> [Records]
--- begin ---

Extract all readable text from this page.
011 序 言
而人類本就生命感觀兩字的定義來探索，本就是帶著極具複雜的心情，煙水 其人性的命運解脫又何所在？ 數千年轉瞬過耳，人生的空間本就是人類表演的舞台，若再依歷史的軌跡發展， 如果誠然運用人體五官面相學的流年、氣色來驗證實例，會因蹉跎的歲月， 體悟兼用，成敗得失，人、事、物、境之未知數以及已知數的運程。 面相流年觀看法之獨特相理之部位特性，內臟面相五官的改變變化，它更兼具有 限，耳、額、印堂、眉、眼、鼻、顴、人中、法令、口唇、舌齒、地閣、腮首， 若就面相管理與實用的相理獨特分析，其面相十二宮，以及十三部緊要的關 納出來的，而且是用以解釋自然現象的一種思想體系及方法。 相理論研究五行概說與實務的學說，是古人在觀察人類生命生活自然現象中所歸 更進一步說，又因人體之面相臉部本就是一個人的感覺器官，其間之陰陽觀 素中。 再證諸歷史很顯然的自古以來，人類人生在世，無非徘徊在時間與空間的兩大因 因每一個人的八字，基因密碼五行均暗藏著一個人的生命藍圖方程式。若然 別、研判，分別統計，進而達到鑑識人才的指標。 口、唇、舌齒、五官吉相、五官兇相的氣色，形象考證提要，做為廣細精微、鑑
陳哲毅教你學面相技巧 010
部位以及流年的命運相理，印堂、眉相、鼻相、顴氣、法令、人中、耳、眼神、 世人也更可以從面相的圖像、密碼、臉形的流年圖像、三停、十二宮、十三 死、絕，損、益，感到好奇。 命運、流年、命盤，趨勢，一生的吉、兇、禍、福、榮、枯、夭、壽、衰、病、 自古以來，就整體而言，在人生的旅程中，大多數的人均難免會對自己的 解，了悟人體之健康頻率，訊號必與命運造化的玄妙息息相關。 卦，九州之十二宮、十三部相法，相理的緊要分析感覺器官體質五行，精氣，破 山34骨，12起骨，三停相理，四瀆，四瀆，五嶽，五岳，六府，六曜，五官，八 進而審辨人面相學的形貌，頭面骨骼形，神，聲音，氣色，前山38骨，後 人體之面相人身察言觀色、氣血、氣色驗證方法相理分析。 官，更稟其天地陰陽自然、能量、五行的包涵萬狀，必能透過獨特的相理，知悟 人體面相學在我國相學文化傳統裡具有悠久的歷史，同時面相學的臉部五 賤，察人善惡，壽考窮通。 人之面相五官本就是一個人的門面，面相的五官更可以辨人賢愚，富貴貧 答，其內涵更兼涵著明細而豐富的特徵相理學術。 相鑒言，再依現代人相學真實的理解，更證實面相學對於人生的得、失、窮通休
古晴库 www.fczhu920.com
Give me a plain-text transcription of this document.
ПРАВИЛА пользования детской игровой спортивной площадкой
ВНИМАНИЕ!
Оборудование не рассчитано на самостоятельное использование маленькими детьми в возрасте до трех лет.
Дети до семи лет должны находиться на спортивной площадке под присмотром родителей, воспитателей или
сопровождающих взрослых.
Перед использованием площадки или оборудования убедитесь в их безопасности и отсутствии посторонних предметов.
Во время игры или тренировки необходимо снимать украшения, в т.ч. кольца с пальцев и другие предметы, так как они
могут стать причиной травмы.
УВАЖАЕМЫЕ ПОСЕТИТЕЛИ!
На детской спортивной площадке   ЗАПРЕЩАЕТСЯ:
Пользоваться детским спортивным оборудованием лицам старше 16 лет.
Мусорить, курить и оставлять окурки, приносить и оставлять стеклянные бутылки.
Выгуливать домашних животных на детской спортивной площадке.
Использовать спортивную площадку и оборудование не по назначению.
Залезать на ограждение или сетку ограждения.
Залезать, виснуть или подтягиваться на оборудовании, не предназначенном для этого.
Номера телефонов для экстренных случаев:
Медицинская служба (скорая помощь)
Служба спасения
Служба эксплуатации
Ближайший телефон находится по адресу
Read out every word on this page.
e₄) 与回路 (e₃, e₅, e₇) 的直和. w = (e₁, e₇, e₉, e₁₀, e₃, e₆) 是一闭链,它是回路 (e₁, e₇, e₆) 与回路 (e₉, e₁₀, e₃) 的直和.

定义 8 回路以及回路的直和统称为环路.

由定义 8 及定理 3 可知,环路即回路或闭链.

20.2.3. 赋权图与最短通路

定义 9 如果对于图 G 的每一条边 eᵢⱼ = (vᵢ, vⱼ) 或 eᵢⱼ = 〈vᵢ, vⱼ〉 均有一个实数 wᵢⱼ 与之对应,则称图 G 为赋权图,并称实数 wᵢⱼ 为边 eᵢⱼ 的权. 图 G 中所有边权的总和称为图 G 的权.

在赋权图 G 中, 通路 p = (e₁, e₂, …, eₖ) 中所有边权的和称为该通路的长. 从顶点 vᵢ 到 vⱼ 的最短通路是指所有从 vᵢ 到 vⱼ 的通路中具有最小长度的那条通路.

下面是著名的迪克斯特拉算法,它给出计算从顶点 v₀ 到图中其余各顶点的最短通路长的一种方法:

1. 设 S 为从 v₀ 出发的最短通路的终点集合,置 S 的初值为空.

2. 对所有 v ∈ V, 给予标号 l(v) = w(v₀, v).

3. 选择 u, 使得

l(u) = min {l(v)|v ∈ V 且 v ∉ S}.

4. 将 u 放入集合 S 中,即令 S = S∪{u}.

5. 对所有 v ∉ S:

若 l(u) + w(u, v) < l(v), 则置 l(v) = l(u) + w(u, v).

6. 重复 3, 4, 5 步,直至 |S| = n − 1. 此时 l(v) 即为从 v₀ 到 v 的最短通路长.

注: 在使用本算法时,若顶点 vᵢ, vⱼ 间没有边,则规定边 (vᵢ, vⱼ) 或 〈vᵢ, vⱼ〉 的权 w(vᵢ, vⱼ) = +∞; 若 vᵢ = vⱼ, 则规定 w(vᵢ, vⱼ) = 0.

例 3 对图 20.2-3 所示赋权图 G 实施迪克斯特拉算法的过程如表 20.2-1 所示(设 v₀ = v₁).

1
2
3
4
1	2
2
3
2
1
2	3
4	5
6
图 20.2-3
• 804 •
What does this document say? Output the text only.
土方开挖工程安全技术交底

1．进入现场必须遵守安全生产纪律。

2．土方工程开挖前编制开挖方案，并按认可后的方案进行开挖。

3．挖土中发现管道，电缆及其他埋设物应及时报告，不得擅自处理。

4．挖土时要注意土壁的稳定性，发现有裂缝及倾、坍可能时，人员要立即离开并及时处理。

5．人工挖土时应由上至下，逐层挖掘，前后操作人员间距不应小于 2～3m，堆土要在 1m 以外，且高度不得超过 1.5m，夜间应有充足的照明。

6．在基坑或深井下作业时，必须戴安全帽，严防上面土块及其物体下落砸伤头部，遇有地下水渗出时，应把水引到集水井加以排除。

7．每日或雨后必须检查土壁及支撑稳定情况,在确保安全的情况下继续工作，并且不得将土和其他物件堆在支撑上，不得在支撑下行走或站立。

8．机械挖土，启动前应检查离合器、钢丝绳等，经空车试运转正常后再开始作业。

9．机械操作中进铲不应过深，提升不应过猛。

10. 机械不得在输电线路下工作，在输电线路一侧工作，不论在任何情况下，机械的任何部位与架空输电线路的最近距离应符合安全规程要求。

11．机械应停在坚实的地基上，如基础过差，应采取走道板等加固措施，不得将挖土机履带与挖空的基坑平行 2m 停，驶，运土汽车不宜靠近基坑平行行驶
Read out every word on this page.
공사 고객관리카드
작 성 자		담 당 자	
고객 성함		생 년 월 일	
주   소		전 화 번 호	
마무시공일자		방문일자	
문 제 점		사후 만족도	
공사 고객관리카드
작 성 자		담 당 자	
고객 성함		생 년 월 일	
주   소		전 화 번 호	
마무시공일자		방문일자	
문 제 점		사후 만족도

--- end ---

> [PROMPT] Consider the entries above and return each line with the string "text".

> [RIGHT ANSWER]
Extract all readable text from this page.
Give me a plain-text transcription of this document.
What does this document say? Output the text only.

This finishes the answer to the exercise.